◆ Description of the task ◆
Without the pictures, write out all the lines below exactly as they appear.

Data records:
^^^^^^^^
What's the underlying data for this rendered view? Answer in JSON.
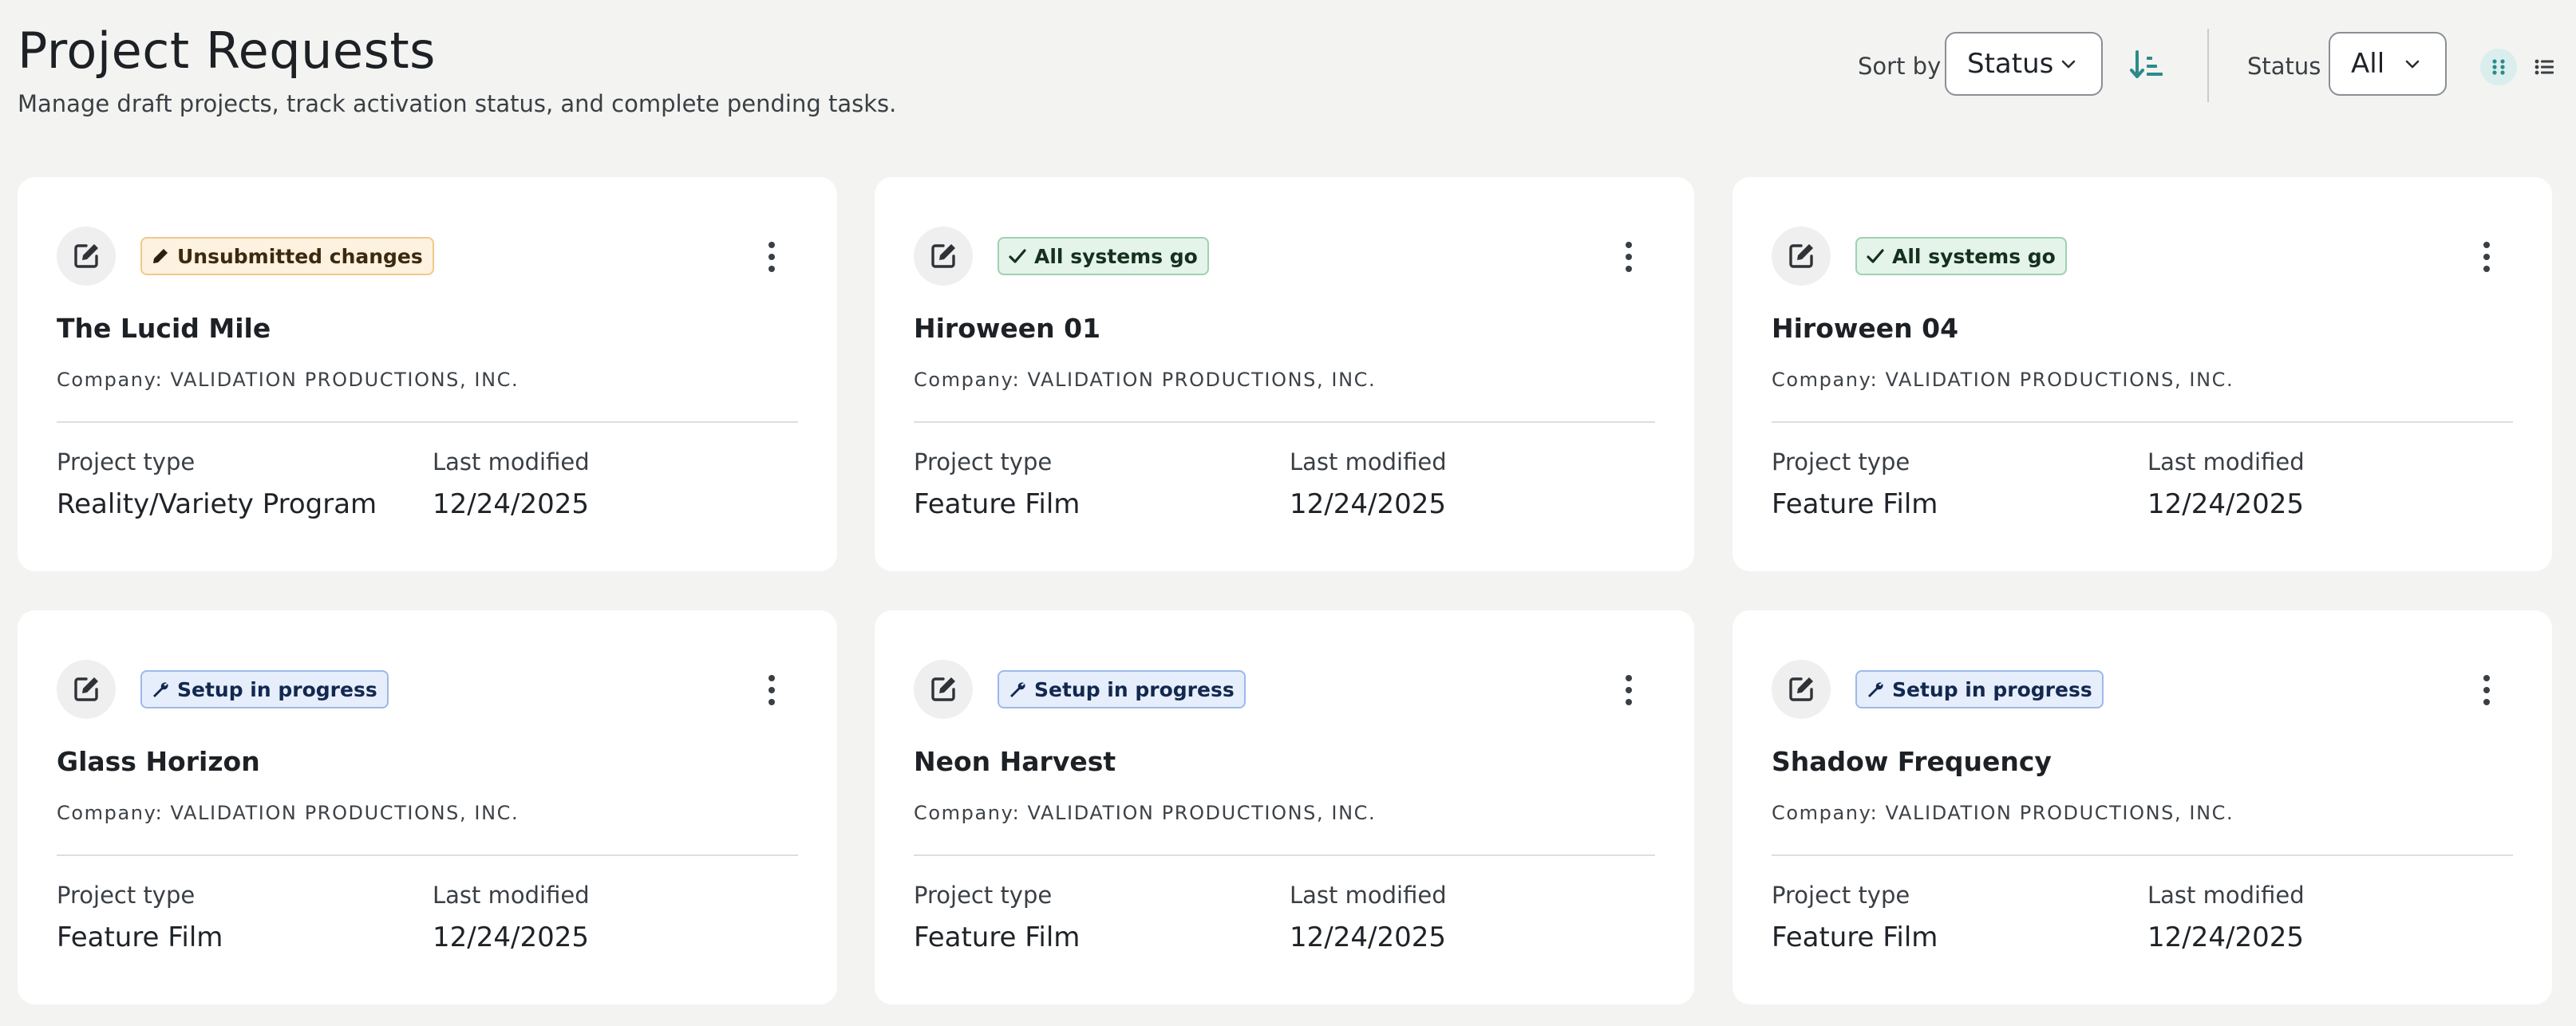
{
  "header": {
    "title": "Project Requests",
    "subtitle": "Manage draft projects, track activation status, and complete pending tasks."
  },
  "controls": {
    "sort_label": "Sort by",
    "sort_value": "Status",
    "status_label": "Status",
    "status_value": "All",
    "accent_color": "#2d8a8a",
    "view_mode": "grid"
  },
  "card_labels": {
    "project_type": "Project type",
    "last_modified": "Last modified"
  },
  "projects": [
    {
      "title": "The Lucid Mile",
      "company": "Company: VALIDATION PRODUCTIONS, INC.",
      "status": "Unsubmitted changes",
      "status_kind": "warn",
      "project_type": "Reality/Variety Program",
      "last_modified": "12/24/2025"
    },
    {
      "title": "Hiroween 01",
      "company": "Company: VALIDATION PRODUCTIONS, INC.",
      "status": "All systems go",
      "status_kind": "ok",
      "project_type": "Feature Film",
      "last_modified": "12/24/2025"
    },
    {
      "title": "Hiroween 04",
      "company": "Company: VALIDATION PRODUCTIONS, INC.",
      "status": "All systems go",
      "status_kind": "ok",
      "project_type": "Feature Film",
      "last_modified": "12/24/2025"
    },
    {
      "title": "Glass Horizon",
      "company": "Company: VALIDATION PRODUCTIONS, INC.",
      "status": "Setup in progress",
      "status_kind": "info",
      "project_type": "Feature Film",
      "last_modified": "12/24/2025"
    },
    {
      "title": "Neon Harvest",
      "company": "Company: VALIDATION PRODUCTIONS, INC.",
      "status": "Setup in progress",
      "status_kind": "info",
      "project_type": "Feature Film",
      "last_modified": "12/24/2025"
    },
    {
      "title": "Shadow Frequency",
      "company": "Company: VALIDATION PRODUCTIONS, INC.",
      "status": "Setup in progress",
      "status_kind": "info",
      "project_type": "Feature Film",
      "last_modified": "12/24/2025"
    }
  ]
}
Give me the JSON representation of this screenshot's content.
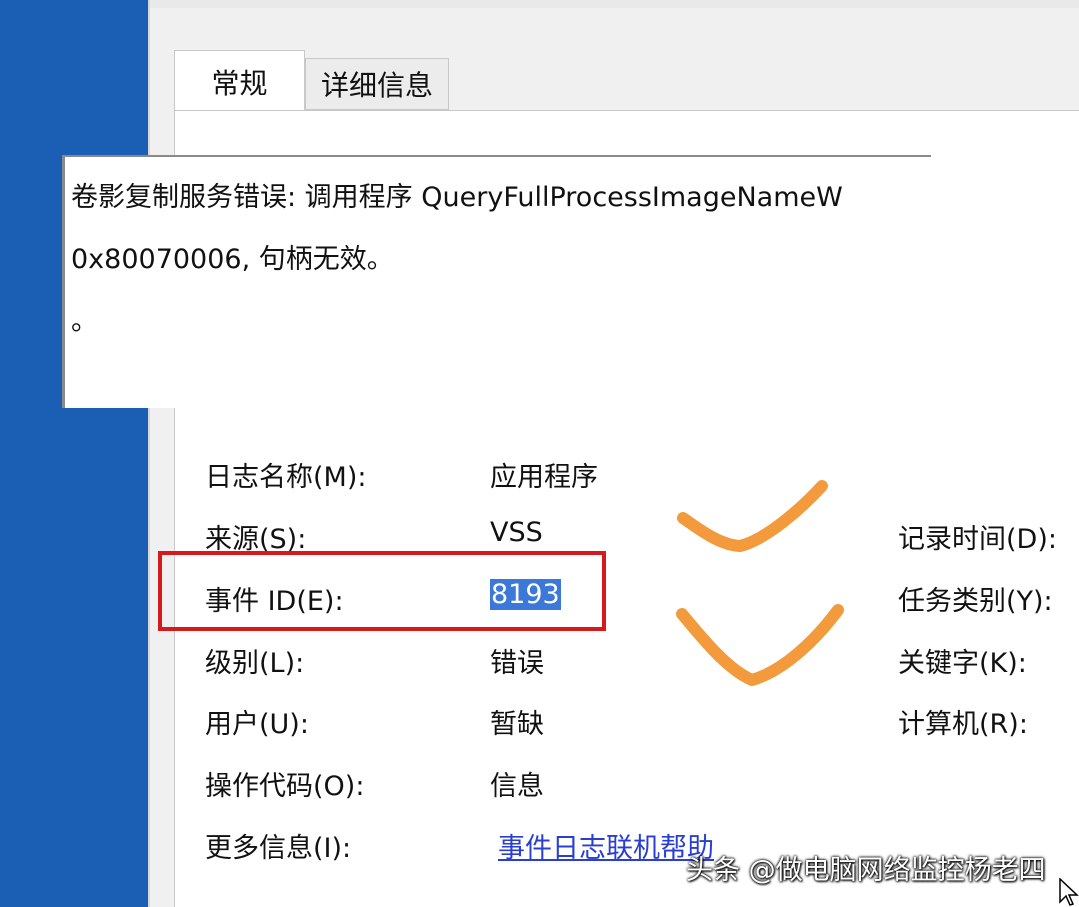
{
  "tabs": [
    {
      "label": "常规",
      "active": true
    },
    {
      "label": "详细信息",
      "active": false
    }
  ],
  "description": {
    "lines": [
      "卷影复制服务错误: 调用程序 QueryFullProcessImageNameW",
      "0x80070006, 句柄无效。",
      "。"
    ]
  },
  "fields_left": [
    {
      "label": "日志名称(M):",
      "value": "应用程序"
    },
    {
      "label": "来源(S):",
      "value": "VSS"
    },
    {
      "label": "事件 ID(E):",
      "value": "8193"
    },
    {
      "label": "级别(L):",
      "value": "错误"
    },
    {
      "label": "用户(U):",
      "value": "暂缺"
    },
    {
      "label": "操作代码(O):",
      "value": "信息"
    },
    {
      "label": "更多信息(I):",
      "value": "事件日志联机帮助"
    }
  ],
  "fields_right": [
    {
      "label": "记录时间(D):"
    },
    {
      "label": "任务类别(Y):"
    },
    {
      "label": "关键字(K):"
    },
    {
      "label": "计算机(R):"
    }
  ],
  "watermark": "头条 @做电脑网络监控杨老四",
  "colors": {
    "desktop": "#1a5fb4",
    "highlight_box": "#d7191c",
    "annotation_marks": "#f39a3c",
    "link": "#2a3fd1",
    "selection": "#3b78d8"
  },
  "icons": {
    "annotation": "checkmark-icon",
    "cursor": "mouse-pointer-icon"
  }
}
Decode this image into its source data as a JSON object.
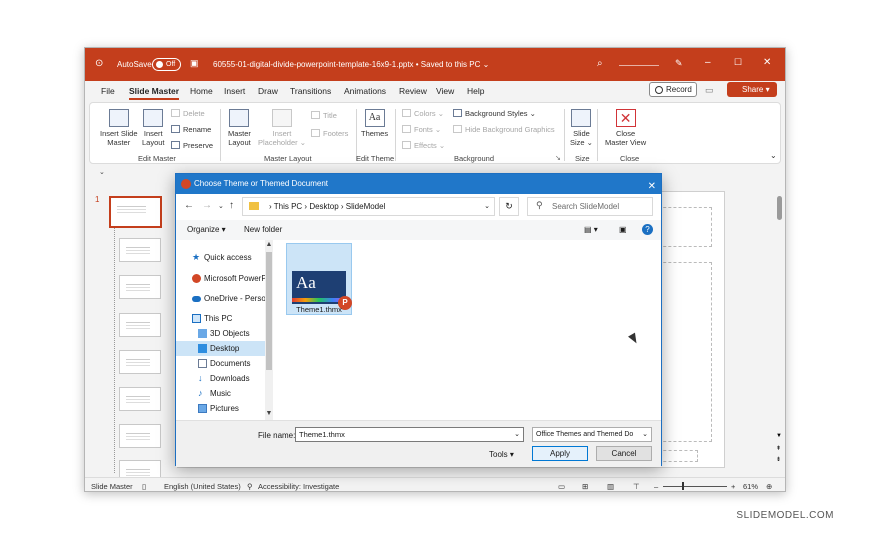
^^^^^^^^
◆ Expected answer ◆
What's the underlying data for this rendered view? Answer in JSON.
{
  "header": {
    "title": "Project Requests",
    "subtitle": "Manage draft projects, track activation status, and complete pending tasks."
  },
  "controls": {
    "sort_label": "Sort by",
    "sort_value": "Status",
    "status_label": "Status",
    "status_value": "All",
    "accent_color": "#2d8a8a",
    "view_mode": "grid"
  },
  "card_labels": {
    "project_type": "Project type",
    "last_modified": "Last modified"
  },
  "projects": [
    {
      "title": "The Lucid Mile",
      "company": "Company: VALIDATION PRODUCTIONS, INC.",
      "status": "Unsubmitted changes",
      "status_kind": "warn",
      "project_type": "Reality/Variety Program",
      "last_modified": "12/24/2025"
    },
    {
      "title": "Hiroween 01",
      "company": "Company: VALIDATION PRODUCTIONS, INC.",
      "status": "All systems go",
      "status_kind": "ok",
      "project_type": "Feature Film",
      "last_modified": "12/24/2025"
    },
    {
      "title": "Hiroween 04",
      "company": "Company: VALIDATION PRODUCTIONS, INC.",
      "status": "All systems go",
      "status_kind": "ok",
      "project_type": "Feature Film",
      "last_modified": "12/24/2025"
    },
    {
      "title": "Glass Horizon",
      "company": "Company: VALIDATION PRODUCTIONS, INC.",
      "status": "Setup in progress",
      "status_kind": "info",
      "project_type": "Feature Film",
      "last_modified": "12/24/2025"
    },
    {
      "title": "Neon Harvest",
      "company": "Company: VALIDATION PRODUCTIONS, INC.",
      "status": "Setup in progress",
      "status_kind": "info",
      "project_type": "Feature Film",
      "last_modified": "12/24/2025"
    },
    {
      "title": "Shadow Frequency",
      "company": "Company: VALIDATION PRODUCTIONS, INC.",
      "status": "Setup in progress",
      "status_kind": "info",
      "project_type": "Feature Film",
      "last_modified": "12/24/2025"
    }
  ]
}
Give me the JSON representation of this screenshot's content.
{
  "tabs": [
    {
      "label": "常规",
      "active": true
    },
    {
      "label": "详细信息",
      "active": false
    }
  ],
  "description": {
    "lines": [
      "卷影复制服务错误: 调用程序 QueryFullProcessImageNameW",
      "0x80070006, 句柄无效。",
      "。"
    ]
  },
  "fields_left": [
    {
      "label": "日志名称(M):",
      "value": "应用程序"
    },
    {
      "label": "来源(S):",
      "value": "VSS"
    },
    {
      "label": "事件 ID(E):",
      "value": "8193"
    },
    {
      "label": "级别(L):",
      "value": "错误"
    },
    {
      "label": "用户(U):",
      "value": "暂缺"
    },
    {
      "label": "操作代码(O):",
      "value": "信息"
    },
    {
      "label": "更多信息(I):",
      "value": "事件日志联机帮助"
    }
  ],
  "fields_right": [
    {
      "label": "记录时间(D):"
    },
    {
      "label": "任务类别(Y):"
    },
    {
      "label": "关键字(K):"
    },
    {
      "label": "计算机(R):"
    }
  ],
  "watermark": "头条 @做电脑网络监控杨老四",
  "colors": {
    "desktop": "#1a5fb4",
    "highlight_box": "#d7191c",
    "annotation_marks": "#f39a3c",
    "link": "#2a3fd1",
    "selection": "#3b78d8"
  },
  "icons": {
    "annotation": "checkmark-icon",
    "cursor": "mouse-pointer-icon"
  }
}
Decode this image into its source data as a JSON object.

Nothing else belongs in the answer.